Take each line that has the word "HYPEUSDT" and return it.

— BEGIN —

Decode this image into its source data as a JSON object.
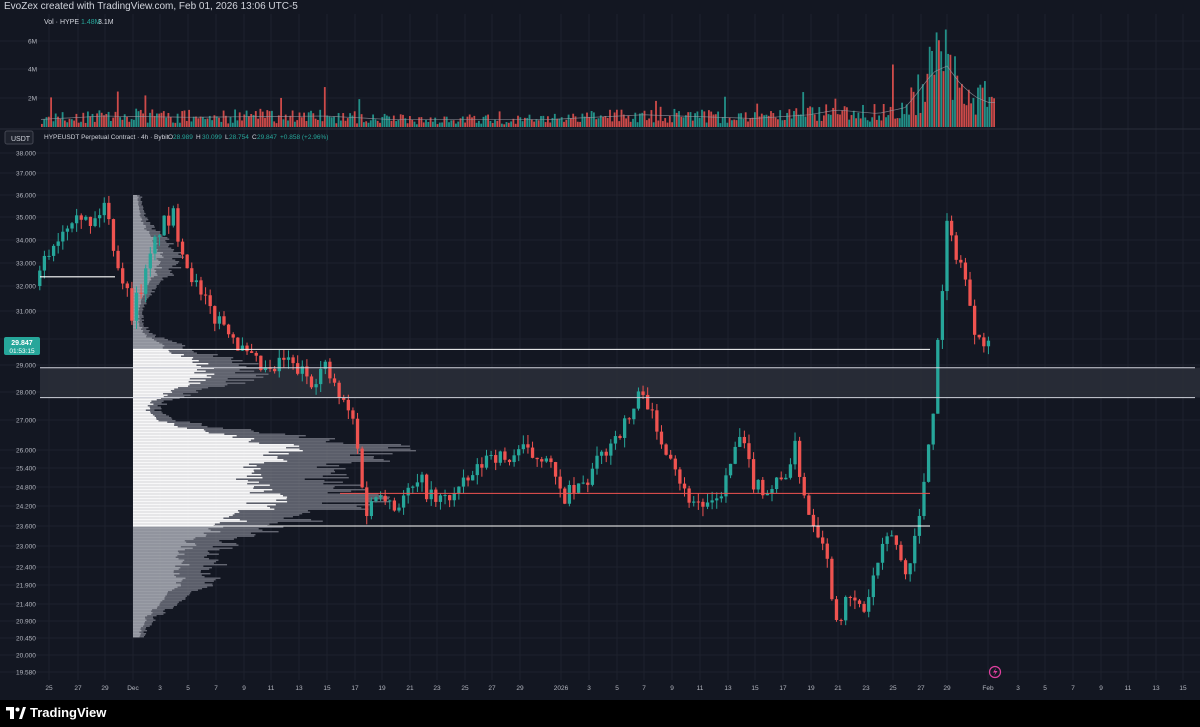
{
  "header": {
    "credit": "EvoZex created with TradingView.com, Feb 01, 2026 13:06 UTC-5"
  },
  "volume_pane": {
    "label": "Vol · HYPE",
    "value_sma": "1.48M",
    "value_vol": "3.1M",
    "axis_ticks": [
      "6M",
      "4M",
      "2M"
    ]
  },
  "price_pane": {
    "currency_button": "USDT",
    "symbol_line": "HYPEUSDT Perpetual Contract · 4h · Bybit",
    "ohlc": {
      "o_label": "O",
      "o": "28.989",
      "h_label": "H",
      "h": "30.099",
      "l_label": "L",
      "l": "28.754",
      "c_label": "C",
      "c": "29.847",
      "chg": "+0.858 (+2.96%)"
    },
    "current_price": "29.847",
    "countdown": "01:53:15",
    "axis_ticks": [
      "38.000",
      "37.000",
      "36.000",
      "35.000",
      "34.000",
      "33.000",
      "32.000",
      "31.000",
      "30.000",
      "29.000",
      "28.000",
      "27.000",
      "26.000",
      "25.400",
      "24.800",
      "24.200",
      "23.600",
      "23.000",
      "22.400",
      "21.900",
      "21.400",
      "20.900",
      "20.450",
      "20.000",
      "19.580"
    ],
    "time_ticks": [
      "25",
      "27",
      "29",
      "Dec",
      "3",
      "5",
      "7",
      "9",
      "11",
      "13",
      "15",
      "17",
      "19",
      "21",
      "23",
      "25",
      "27",
      "29",
      "2026",
      "3",
      "5",
      "7",
      "9",
      "11",
      "13",
      "15",
      "17",
      "19",
      "21",
      "23",
      "25",
      "27",
      "29",
      "Feb",
      "3",
      "5",
      "7",
      "9",
      "11",
      "13",
      "15"
    ]
  },
  "colors": {
    "up": "#26a69a",
    "down": "#ef5350",
    "bg": "#131722",
    "grid": "#1e222d",
    "text": "#b2b5be",
    "profile_white": "#ffffff",
    "profile_grey": "#787b86",
    "zone_fill": "#2a2e39",
    "poc_line": "#ef5350"
  },
  "chart_data": {
    "type": "candlestick",
    "title": "HYPEUSDT Perpetual Contract · 4h · Bybit",
    "y_scale": "log",
    "ylim": [
      19.58,
      38.0
    ],
    "x_range": [
      "Nov 25",
      "Feb 15"
    ],
    "levels": {
      "value_area_high": 29.6,
      "value_area_low": 23.6,
      "poc": 24.6,
      "zone_top": 28.9,
      "zone_bottom": 27.8,
      "nov_level": 32.4
    },
    "price_path": [
      {
        "x": "Nov 24",
        "y": 32.0
      },
      {
        "x": "Nov 25",
        "y": 33.5
      },
      {
        "x": "Nov 27",
        "y": 35.5
      },
      {
        "x": "Nov 28",
        "y": 34.5
      },
      {
        "x": "Nov 29",
        "y": 35.6
      },
      {
        "x": "Nov 30",
        "y": 33.0
      },
      {
        "x": "Dec 1",
        "y": 31.0
      },
      {
        "x": "Dec 2",
        "y": 32.5
      },
      {
        "x": "Dec 3",
        "y": 34.5
      },
      {
        "x": "Dec 4",
        "y": 35.0
      },
      {
        "x": "Dec 5",
        "y": 33.0
      },
      {
        "x": "Dec 6",
        "y": 31.5
      },
      {
        "x": "Dec 7",
        "y": 30.8
      },
      {
        "x": "Dec 8",
        "y": 30.5
      },
      {
        "x": "Dec 9",
        "y": 29.5
      },
      {
        "x": "Dec 10",
        "y": 29.0
      },
      {
        "x": "Dec 11",
        "y": 28.6
      },
      {
        "x": "Dec 12",
        "y": 29.2
      },
      {
        "x": "Dec 13",
        "y": 28.8
      },
      {
        "x": "Dec 14",
        "y": 28.5
      },
      {
        "x": "Dec 15",
        "y": 28.9
      },
      {
        "x": "Dec 16",
        "y": 27.8
      },
      {
        "x": "Dec 17",
        "y": 27.0
      },
      {
        "x": "Dec 18",
        "y": 24.0
      },
      {
        "x": "Dec 19",
        "y": 24.8
      },
      {
        "x": "Dec 20",
        "y": 24.2
      },
      {
        "x": "Dec 21",
        "y": 24.6
      },
      {
        "x": "Dec 22",
        "y": 24.9
      },
      {
        "x": "Dec 23",
        "y": 24.3
      },
      {
        "x": "Dec 24",
        "y": 24.5
      },
      {
        "x": "Dec 25",
        "y": 24.8
      },
      {
        "x": "Dec 26",
        "y": 25.3
      },
      {
        "x": "Dec 27",
        "y": 26.0
      },
      {
        "x": "Dec 28",
        "y": 25.6
      },
      {
        "x": "Dec 29",
        "y": 26.0
      },
      {
        "x": "Dec 30",
        "y": 25.8
      },
      {
        "x": "Dec 31",
        "y": 25.9
      },
      {
        "x": "Jan 1",
        "y": 24.5
      },
      {
        "x": "Jan 2",
        "y": 24.6
      },
      {
        "x": "Jan 3",
        "y": 25.0
      },
      {
        "x": "Jan 4",
        "y": 25.8
      },
      {
        "x": "Jan 5",
        "y": 26.5
      },
      {
        "x": "Jan 6",
        "y": 27.0
      },
      {
        "x": "Jan 7",
        "y": 28.2
      },
      {
        "x": "Jan 8",
        "y": 26.5
      },
      {
        "x": "Jan 9",
        "y": 26.0
      },
      {
        "x": "Jan 10",
        "y": 24.6
      },
      {
        "x": "Jan 11",
        "y": 24.3
      },
      {
        "x": "Jan 12",
        "y": 24.1
      },
      {
        "x": "Jan 13",
        "y": 25.0
      },
      {
        "x": "Jan 14",
        "y": 26.4
      },
      {
        "x": "Jan 15",
        "y": 25.0
      },
      {
        "x": "Jan 16",
        "y": 24.7
      },
      {
        "x": "Jan 17",
        "y": 25.0
      },
      {
        "x": "Jan 18",
        "y": 26.0
      },
      {
        "x": "Jan 19",
        "y": 24.0
      },
      {
        "x": "Jan 20",
        "y": 23.3
      },
      {
        "x": "Jan 21",
        "y": 21.0
      },
      {
        "x": "Jan 22",
        "y": 21.5
      },
      {
        "x": "Jan 23",
        "y": 21.2
      },
      {
        "x": "Jan 24",
        "y": 22.5
      },
      {
        "x": "Jan 25",
        "y": 23.4
      },
      {
        "x": "Jan 26",
        "y": 22.2
      },
      {
        "x": "Jan 27",
        "y": 23.8
      },
      {
        "x": "Jan 28",
        "y": 27.5
      },
      {
        "x": "Jan 29",
        "y": 34.5
      },
      {
        "x": "Jan 30",
        "y": 33.0
      },
      {
        "x": "Jan 31",
        "y": 30.5
      },
      {
        "x": "Feb 1",
        "y": 29.85
      }
    ],
    "volume_path": [
      {
        "x": "Nov 24",
        "y": 0.6
      },
      {
        "x": "Nov 29",
        "y": 0.9
      },
      {
        "x": "Dec 5",
        "y": 0.8
      },
      {
        "x": "Dec 15",
        "y": 0.9
      },
      {
        "x": "Dec 20",
        "y": 0.6
      },
      {
        "x": "Dec 31",
        "y": 0.6
      },
      {
        "x": "Jan 7",
        "y": 1.0
      },
      {
        "x": "Jan 15",
        "y": 0.7
      },
      {
        "x": "Jan 19",
        "y": 1.0
      },
      {
        "x": "Jan 21",
        "y": 1.4
      },
      {
        "x": "Jan 24",
        "y": 1.1
      },
      {
        "x": "Jan 26",
        "y": 1.6
      },
      {
        "x": "Jan 27",
        "y": 3.0
      },
      {
        "x": "Jan 28",
        "y": 4.5
      },
      {
        "x": "Jan 29",
        "y": 5.0
      },
      {
        "x": "Jan 30",
        "y": 3.5
      },
      {
        "x": "Jan 31",
        "y": 2.5
      },
      {
        "x": "Feb 1",
        "y": 2.0
      }
    ]
  },
  "footer": {
    "brand": "TradingView"
  }
}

— END —

REPLY =>
    "symbol_line": "HYPEUSDT Perpetual Contract · 4h · Bybit",
    "title": "HYPEUSDT Perpetual Contract · 4h · Bybit",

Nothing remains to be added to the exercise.